» **STATED EXERCISE**: Using the material that follows, identify and copy each line with the string "change".

Stored items from a collection
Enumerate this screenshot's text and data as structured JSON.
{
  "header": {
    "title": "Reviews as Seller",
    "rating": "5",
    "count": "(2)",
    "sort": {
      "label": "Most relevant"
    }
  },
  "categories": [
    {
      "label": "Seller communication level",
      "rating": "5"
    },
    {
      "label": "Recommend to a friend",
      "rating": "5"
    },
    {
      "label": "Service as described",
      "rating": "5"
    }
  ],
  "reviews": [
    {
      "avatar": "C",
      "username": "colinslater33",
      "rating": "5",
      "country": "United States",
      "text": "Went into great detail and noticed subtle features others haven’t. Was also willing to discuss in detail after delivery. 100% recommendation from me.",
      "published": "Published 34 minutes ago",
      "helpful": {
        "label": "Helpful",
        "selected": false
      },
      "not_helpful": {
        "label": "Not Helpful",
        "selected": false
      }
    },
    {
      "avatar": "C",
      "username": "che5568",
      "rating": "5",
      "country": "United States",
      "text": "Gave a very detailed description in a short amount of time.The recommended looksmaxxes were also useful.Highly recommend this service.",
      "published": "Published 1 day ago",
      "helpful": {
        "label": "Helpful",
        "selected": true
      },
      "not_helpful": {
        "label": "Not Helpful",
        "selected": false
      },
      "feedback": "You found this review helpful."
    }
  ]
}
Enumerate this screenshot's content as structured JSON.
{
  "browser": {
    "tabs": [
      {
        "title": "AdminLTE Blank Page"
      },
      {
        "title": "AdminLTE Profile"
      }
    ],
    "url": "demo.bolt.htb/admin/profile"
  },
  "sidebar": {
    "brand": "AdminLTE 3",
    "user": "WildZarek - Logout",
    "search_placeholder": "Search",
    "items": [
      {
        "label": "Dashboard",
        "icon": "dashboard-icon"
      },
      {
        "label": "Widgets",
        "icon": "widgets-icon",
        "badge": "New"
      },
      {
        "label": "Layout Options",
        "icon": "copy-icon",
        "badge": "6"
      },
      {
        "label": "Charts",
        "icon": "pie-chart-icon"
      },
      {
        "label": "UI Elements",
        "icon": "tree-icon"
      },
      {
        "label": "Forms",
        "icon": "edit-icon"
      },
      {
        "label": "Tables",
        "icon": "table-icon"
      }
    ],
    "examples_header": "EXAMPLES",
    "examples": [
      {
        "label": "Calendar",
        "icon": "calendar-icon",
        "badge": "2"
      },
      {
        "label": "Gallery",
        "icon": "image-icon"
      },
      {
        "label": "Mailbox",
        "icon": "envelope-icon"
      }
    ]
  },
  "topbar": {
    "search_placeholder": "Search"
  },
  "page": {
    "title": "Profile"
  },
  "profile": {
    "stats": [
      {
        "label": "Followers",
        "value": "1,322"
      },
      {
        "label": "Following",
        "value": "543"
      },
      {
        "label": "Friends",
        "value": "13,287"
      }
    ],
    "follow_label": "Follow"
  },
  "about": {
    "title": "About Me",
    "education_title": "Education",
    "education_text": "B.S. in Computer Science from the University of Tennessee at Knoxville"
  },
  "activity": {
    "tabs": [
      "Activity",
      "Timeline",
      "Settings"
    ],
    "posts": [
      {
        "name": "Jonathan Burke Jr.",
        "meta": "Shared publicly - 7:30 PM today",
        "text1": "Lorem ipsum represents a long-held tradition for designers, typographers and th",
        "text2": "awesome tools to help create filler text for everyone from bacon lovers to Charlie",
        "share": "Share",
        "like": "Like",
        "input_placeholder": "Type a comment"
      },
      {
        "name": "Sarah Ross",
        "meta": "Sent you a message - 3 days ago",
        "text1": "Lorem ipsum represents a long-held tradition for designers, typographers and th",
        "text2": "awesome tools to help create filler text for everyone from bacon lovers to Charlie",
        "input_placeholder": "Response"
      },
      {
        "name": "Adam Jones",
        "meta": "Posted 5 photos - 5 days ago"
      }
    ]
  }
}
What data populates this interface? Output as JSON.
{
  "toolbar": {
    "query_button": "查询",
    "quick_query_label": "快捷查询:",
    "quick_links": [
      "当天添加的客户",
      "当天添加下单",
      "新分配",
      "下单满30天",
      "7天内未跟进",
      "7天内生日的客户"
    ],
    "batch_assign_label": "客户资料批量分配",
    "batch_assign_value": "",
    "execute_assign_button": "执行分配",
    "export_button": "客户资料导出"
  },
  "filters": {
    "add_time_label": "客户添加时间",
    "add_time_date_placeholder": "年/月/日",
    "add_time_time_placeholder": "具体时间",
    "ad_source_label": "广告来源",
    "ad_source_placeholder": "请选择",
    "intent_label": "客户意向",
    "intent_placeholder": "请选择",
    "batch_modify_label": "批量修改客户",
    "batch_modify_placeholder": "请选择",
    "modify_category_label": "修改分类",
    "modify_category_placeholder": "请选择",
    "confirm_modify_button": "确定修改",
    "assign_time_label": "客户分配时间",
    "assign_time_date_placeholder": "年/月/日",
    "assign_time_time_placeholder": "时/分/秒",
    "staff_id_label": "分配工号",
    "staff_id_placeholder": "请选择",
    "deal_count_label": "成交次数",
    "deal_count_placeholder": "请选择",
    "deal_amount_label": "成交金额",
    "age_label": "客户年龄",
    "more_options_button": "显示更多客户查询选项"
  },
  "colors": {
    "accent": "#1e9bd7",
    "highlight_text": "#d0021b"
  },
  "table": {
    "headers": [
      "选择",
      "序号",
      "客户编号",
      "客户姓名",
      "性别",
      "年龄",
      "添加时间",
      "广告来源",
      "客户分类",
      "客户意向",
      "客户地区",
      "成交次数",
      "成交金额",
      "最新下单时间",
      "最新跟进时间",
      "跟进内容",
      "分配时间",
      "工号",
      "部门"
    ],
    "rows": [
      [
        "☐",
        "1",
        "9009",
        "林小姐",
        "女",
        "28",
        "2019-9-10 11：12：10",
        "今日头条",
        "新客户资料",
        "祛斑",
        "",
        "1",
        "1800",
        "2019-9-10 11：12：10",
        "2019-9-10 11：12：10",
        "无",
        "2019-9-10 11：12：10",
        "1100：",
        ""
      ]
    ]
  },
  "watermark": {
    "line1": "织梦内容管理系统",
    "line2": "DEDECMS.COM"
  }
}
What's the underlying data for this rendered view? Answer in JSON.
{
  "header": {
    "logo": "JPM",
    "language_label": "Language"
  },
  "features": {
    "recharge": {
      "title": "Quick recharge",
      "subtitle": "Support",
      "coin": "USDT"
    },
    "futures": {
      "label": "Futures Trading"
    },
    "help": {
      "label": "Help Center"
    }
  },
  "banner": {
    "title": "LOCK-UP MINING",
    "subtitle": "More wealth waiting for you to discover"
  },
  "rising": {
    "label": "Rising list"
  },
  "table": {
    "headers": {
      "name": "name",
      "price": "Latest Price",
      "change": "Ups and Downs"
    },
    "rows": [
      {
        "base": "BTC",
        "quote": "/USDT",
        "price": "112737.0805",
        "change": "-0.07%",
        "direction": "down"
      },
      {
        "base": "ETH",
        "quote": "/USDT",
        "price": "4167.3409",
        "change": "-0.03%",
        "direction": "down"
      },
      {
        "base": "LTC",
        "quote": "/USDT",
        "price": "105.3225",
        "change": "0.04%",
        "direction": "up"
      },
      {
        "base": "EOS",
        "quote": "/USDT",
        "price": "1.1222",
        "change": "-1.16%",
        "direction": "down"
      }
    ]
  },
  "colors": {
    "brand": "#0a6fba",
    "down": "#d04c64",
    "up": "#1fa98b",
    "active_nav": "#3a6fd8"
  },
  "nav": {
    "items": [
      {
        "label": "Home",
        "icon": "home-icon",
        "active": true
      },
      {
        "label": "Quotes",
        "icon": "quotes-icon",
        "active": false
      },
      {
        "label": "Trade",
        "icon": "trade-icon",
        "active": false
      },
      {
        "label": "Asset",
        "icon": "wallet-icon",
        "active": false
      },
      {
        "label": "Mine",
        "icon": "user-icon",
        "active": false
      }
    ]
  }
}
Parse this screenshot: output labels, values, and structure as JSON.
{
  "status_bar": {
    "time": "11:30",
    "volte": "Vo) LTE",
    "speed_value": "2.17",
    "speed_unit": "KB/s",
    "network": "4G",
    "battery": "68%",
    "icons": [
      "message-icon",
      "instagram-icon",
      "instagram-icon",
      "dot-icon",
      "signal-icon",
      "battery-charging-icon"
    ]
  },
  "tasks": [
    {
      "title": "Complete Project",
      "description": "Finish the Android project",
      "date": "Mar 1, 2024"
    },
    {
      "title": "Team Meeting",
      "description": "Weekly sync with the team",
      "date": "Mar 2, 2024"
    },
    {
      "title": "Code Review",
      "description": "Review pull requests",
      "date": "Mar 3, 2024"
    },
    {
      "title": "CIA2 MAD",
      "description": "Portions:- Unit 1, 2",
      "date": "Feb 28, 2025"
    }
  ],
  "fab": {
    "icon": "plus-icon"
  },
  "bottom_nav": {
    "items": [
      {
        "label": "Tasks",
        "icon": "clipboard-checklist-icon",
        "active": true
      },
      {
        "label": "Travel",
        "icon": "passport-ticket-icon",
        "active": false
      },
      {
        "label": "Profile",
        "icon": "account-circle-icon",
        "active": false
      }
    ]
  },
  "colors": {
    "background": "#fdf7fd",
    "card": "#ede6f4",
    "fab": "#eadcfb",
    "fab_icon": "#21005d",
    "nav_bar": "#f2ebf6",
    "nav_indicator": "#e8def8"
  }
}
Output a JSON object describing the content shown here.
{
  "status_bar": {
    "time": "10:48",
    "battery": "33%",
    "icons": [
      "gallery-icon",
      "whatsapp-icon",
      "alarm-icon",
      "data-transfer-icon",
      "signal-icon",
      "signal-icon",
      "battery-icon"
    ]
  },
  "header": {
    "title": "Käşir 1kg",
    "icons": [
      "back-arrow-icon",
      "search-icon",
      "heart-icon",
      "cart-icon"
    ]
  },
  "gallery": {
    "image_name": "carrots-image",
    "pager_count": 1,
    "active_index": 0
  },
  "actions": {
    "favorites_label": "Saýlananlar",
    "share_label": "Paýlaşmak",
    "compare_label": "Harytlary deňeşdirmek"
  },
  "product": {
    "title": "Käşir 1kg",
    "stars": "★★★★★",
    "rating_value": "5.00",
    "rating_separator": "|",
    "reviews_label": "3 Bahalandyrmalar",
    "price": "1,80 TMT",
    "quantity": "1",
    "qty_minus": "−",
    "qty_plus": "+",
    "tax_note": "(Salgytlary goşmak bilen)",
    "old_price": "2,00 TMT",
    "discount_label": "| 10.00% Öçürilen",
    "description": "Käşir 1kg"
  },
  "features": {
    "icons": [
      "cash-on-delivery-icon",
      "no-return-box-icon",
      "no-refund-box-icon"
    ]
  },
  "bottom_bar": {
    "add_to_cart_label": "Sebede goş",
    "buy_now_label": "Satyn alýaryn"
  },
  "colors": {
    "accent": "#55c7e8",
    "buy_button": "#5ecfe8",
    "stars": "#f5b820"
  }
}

» **WRITTEN SOLUTION**:
      "change": "Ups and Downs"
        "change": "-0.07%",
        "change": "-0.03%",
        "change": "0.04%",
        "change": "-1.16%",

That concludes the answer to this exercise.